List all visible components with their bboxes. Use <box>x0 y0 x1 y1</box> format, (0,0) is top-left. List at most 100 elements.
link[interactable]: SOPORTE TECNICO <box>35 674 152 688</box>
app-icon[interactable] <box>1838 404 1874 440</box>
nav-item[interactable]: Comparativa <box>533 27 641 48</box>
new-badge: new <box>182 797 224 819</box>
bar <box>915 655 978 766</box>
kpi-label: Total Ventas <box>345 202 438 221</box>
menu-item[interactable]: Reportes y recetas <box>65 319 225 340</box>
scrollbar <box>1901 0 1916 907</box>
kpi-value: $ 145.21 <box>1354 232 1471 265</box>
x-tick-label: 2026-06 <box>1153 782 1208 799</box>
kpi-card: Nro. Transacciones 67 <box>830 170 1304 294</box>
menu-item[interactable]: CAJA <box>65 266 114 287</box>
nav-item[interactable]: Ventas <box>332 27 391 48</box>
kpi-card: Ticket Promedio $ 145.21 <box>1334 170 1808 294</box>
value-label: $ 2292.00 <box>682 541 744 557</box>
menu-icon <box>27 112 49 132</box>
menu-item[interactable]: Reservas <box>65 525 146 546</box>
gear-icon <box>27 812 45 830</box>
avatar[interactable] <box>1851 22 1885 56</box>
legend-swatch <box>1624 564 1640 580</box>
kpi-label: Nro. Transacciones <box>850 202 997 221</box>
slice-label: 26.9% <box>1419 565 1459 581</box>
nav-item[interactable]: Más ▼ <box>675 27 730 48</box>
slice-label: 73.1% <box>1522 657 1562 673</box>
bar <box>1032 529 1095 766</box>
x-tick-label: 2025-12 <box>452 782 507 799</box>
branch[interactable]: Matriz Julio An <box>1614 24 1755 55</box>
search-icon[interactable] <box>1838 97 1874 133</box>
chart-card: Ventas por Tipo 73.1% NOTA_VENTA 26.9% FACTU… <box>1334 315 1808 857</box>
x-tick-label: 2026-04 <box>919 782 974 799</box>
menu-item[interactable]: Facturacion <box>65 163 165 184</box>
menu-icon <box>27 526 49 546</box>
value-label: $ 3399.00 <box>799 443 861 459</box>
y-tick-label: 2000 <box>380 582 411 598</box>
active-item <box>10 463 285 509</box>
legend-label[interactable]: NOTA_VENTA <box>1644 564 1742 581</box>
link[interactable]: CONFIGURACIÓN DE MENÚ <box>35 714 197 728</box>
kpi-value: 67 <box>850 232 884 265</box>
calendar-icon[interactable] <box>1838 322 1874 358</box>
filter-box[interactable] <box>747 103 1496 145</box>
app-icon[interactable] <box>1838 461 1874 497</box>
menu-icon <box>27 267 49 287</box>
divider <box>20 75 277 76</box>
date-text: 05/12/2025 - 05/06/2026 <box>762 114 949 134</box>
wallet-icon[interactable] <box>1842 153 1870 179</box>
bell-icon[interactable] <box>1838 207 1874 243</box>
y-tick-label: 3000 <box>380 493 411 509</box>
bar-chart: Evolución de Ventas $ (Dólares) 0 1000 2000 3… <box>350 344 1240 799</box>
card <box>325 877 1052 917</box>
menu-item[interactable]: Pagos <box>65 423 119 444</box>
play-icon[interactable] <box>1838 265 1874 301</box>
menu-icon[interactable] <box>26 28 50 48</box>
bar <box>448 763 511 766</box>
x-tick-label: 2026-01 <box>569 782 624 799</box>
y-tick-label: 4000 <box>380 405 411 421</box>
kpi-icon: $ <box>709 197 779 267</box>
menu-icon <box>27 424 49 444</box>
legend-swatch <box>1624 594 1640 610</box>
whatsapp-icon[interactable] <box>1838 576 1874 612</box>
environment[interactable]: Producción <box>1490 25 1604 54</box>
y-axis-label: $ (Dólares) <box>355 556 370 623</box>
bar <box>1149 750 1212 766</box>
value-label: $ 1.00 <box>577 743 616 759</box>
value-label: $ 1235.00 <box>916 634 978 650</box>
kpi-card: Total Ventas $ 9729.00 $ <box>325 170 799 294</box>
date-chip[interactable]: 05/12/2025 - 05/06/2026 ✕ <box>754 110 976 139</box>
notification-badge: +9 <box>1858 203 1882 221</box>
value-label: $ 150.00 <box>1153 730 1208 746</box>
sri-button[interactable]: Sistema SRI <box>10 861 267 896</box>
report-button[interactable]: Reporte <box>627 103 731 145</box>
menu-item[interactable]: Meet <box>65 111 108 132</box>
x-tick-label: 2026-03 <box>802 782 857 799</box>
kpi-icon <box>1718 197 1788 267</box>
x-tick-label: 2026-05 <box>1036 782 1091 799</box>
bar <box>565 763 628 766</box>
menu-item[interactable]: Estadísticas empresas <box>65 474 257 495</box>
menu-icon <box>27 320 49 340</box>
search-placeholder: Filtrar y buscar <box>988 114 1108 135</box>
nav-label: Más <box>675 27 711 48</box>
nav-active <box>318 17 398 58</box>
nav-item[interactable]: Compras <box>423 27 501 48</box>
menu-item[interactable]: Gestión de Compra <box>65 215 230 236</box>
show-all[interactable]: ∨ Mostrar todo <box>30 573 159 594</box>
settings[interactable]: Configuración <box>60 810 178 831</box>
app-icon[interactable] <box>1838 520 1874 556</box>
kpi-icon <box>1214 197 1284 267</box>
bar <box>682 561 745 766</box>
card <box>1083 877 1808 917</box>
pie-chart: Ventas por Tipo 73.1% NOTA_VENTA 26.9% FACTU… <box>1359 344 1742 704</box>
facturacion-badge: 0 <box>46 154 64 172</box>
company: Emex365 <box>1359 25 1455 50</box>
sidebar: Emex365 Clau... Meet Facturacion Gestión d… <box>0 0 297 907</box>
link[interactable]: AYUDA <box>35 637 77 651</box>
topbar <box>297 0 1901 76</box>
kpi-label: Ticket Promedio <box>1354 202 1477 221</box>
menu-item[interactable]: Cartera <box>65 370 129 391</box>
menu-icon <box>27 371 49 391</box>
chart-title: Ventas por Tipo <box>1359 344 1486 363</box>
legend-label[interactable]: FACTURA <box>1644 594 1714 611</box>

________

▶ [The task] Find each line in the items above that contains the string "link", matching case exactly, and copy those lines out in full.

▶ [Reply]
link[interactable]: SOPORTE TECNICO <box>35 674 152 688</box>
link[interactable]: CONFIGURACIÓN DE MENÚ <box>35 714 197 728</box>
link[interactable]: AYUDA <box>35 637 77 651</box>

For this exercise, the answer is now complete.